■ Problem requirements
Where the data below has the string "Горицкаго", return the whole line.

++++++++++

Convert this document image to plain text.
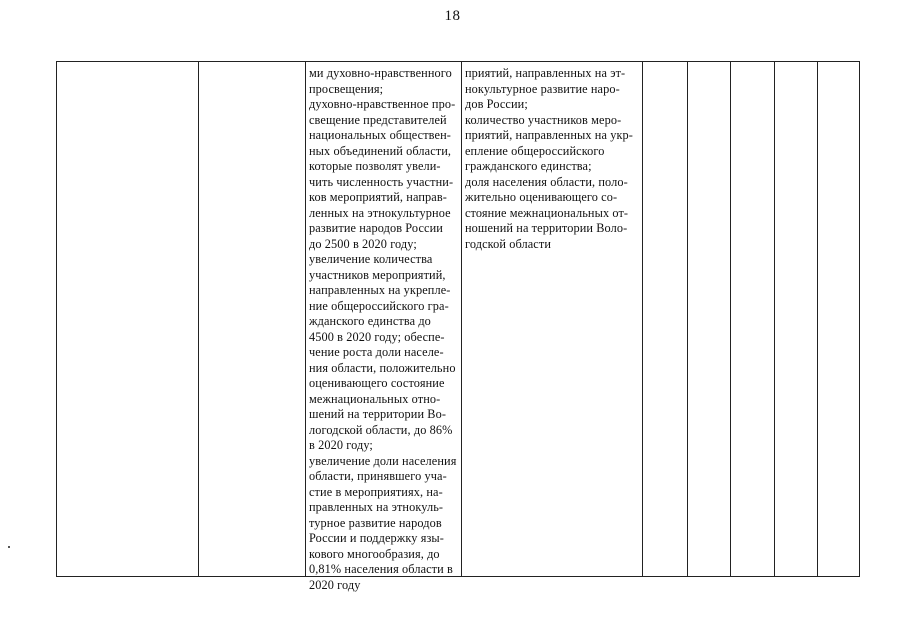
18
ми духовно-нравственного
просвещения;
духовно-нравственное про-
свещение представителей
национальных обществен-
ных объединений области,
которые позволят увели-
чить численность участни-
ков мероприятий, направ-
ленных на этнокультурное
развитие народов России
до 2500 в 2020 году;
увеличение количества
участников мероприятий,
направленных на укрепле-
ние общероссийского гра-
жданского единства до
4500 в 2020 году; обеспе-
чение роста доли населе-
ния области, положительно
оценивающего состояние
межнациональных отно-
шений на территории Во-
логодской области, до 86%
в 2020 году;
увеличение доли населения
области, принявшего уча-
стие в мероприятиях, на-
правленных на этнокуль-
турное развитие народов
России и поддержку язы-
кового многообразия, до
0,81% населения области в
2020 году
приятий, направленных на эт-
нокультурное развитие наро-
дов России;
количество участников меро-
приятий, направленных на укр-
епление общероссийского
гражданского единства;
доля населения области, поло-
жительно оценивающего со-
стояние межнациональных от-
ношений на территории Воло-
годской области
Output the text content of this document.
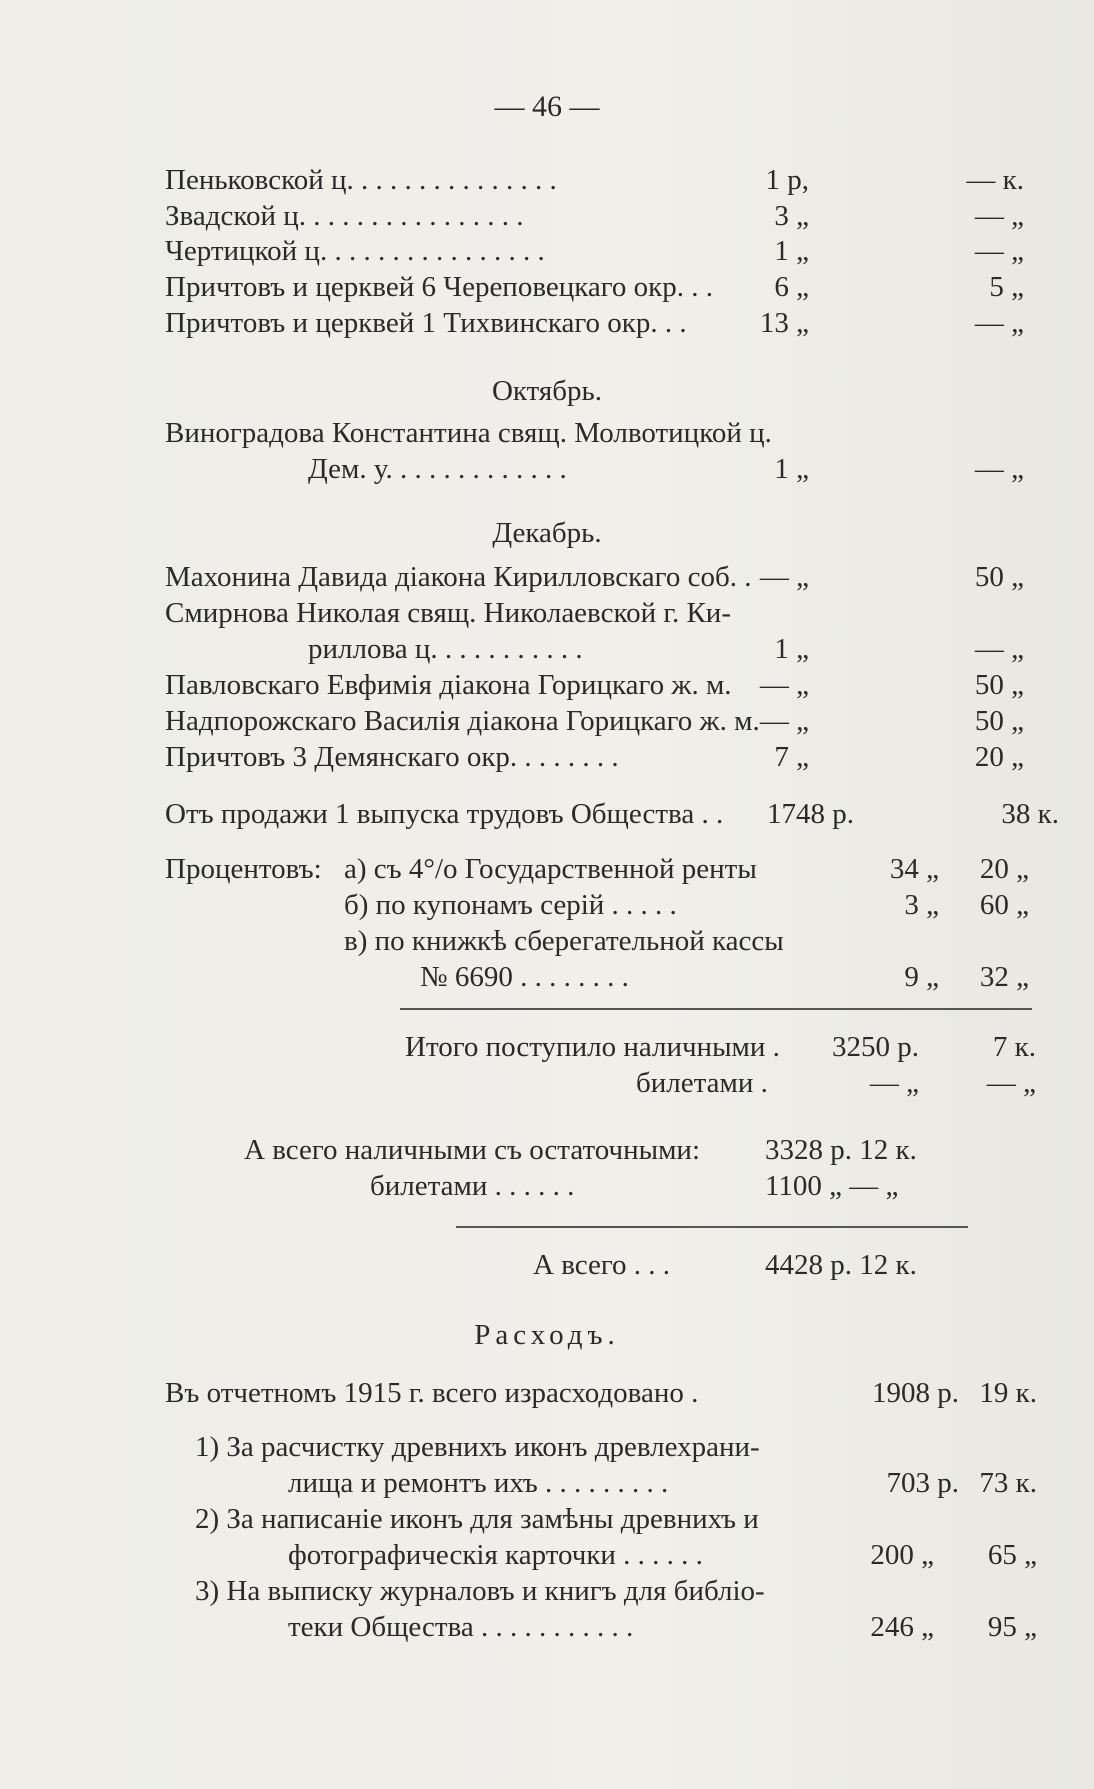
— 46 —
Пеньковской ц. . . . . . . . . . . . . . .	1 р,	— к.
Звадской ц. . . . . . . . . . . . . . . .	3 „	— „
Чертицкой ц. . . . . . . . . . . . . . . .	1 „	— „
Причтовъ и церквей 6 Череповецкаго окр. . .	6 „	5 „
Причтовъ и церквей 1 Тихвинскаго окр. . .	13 „	— „
Октябрь.
Виноградова Константина свящ. Молвотицкой ц.
Дем. у. . . . . . . . . . . . .	1 „	— „
Декабрь.
Махонина Давида дiакона Кирилловскаго соб. . — „	50 „
Смирнова Николая свящ. Николаевской г. Ки-
риллова ц. . . . . . . . . . .	1 „	— „
Павловскаго Евфимiя дiакона Горицкаго ж. м. — „	50 „
Надпорожскаго Василiя дiакона Горицкаго ж. м. — „	50 „
Причтовъ 3 Демянскаго окр. . . . . . . .	7 „	20 „
Отъ продажи 1 выпуска трудовъ Общества . .	1748 р.	38 к.
Процентовъ: а) съ 4°/о Государственной ренты	34 „	20 „
б) по купонамъ серiй . . . . .	3 „	60 „
в) по книжкѣ сберегательной кассы
№ 6690 . . . . . . . .	9 „	32 „
Итого поступило наличными .	3250 р.	7 к.
билетами .	— „	— „
А всего наличными съ остаточными: 3328 р. 12 к.
билетами . . . . . .	1100 „ — „
А всего . . .	4428 р. 12 к.
Расходъ.
Въ отчетномъ 1915 г. всего израсходовано .	1908 р. 19 к.
1) За расчистку древнихъ иконъ древлехрани-
лища и ремонтъ ихъ . . . . . . . . .	703 р. 73 к.
2) За написанiе иконъ для замѣны древнихъ и
фотографическiя карточки . . . . . .	200 „	65 „
3) На выписку журналовъ и книгъ для библiо-
теки Общества . . . . . . . . . . .	246 „	95 „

++++++++++

■ Output of the task
Павловскаго Евфимiя дiакона Горицкаго ж. м. — „	50 „
Надпорожскаго Василiя дiакона Горицкаго ж. м. — „	50 „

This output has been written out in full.